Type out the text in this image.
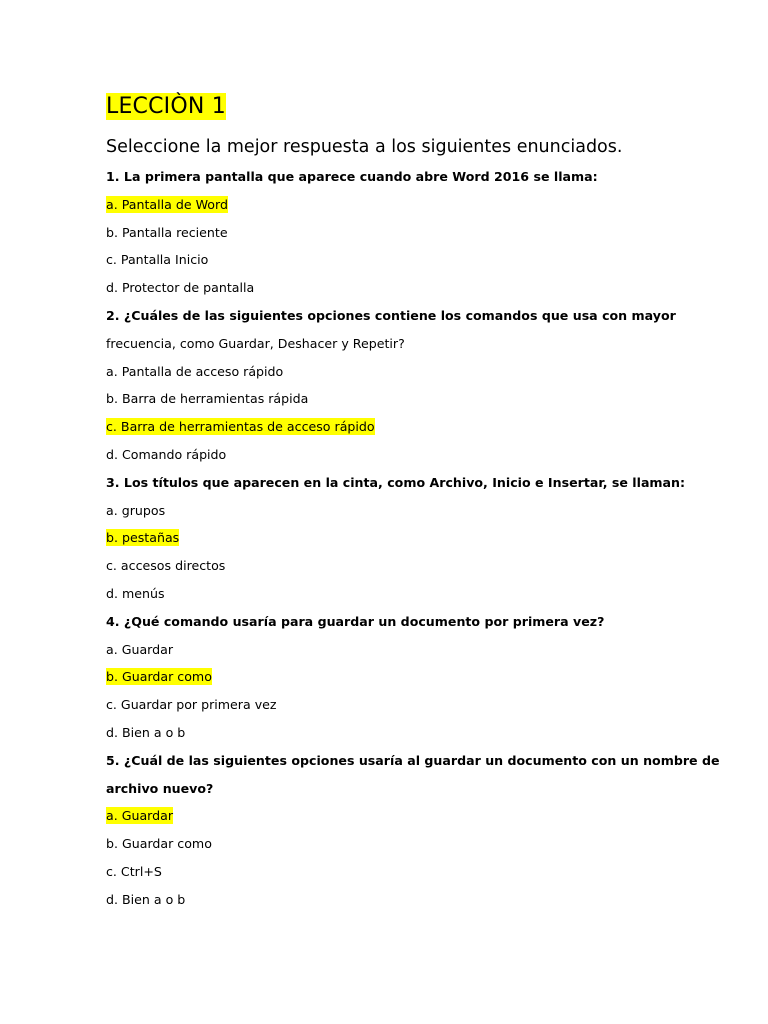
LECCIÒN 1
Seleccione la mejor respuesta a los siguientes enunciados.
1. La primera pantalla que aparece cuando abre Word 2016 se llama:
a. Pantalla de Word
b. Pantalla reciente
c. Pantalla Inicio
d. Protector de pantalla
2. ¿Cuáles de las siguientes opciones contiene los comandos que usa con mayor
frecuencia, como Guardar, Deshacer y Repetir?
a. Pantalla de acceso rápido
b. Barra de herramientas rápida
c. Barra de herramientas de acceso rápido
d. Comando rápido
3. Los títulos que aparecen en la cinta, como Archivo, Inicio e Insertar, se llaman:
a. grupos
b. pestañas
c. accesos directos
d. menús
4. ¿Qué comando usaría para guardar un documento por primera vez?
a. Guardar
b. Guardar como
c. Guardar por primera vez
d. Bien a o b
5. ¿Cuál de las siguientes opciones usaría al guardar un documento con un nombre de
archivo nuevo?
a. Guardar
b. Guardar como
c. Ctrl+S
d. Bien a o b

####################

-- Stated exercise --
Copy out all of the data word for word. Do not carry over any picture.

-- Answer to this exercise --
Type out the text in this image.
LECCIÒN 1
Seleccione la mejor respuesta a los siguientes enunciados.
1. La primera pantalla que aparece cuando abre Word 2016 se llama:
a. Pantalla de Word
b. Pantalla reciente
c. Pantalla Inicio
d. Protector de pantalla
2. ¿Cuáles de las siguientes opciones contiene los comandos que usa con mayor
frecuencia, como Guardar, Deshacer y Repetir?
a. Pantalla de acceso rápido
b. Barra de herramientas rápida
c. Barra de herramientas de acceso rápido
d. Comando rápido
3. Los títulos que aparecen en la cinta, como Archivo, Inicio e Insertar, se llaman:
a. grupos
b. pestañas
c. accesos directos
d. menús
4. ¿Qué comando usaría para guardar un documento por primera vez?
a. Guardar
b. Guardar como
c. Guardar por primera vez
d. Bien a o b
5. ¿Cuál de las siguientes opciones usaría al guardar un documento con un nombre de
archivo nuevo?
a. Guardar
b. Guardar como
c. Ctrl+S
d. Bien a o b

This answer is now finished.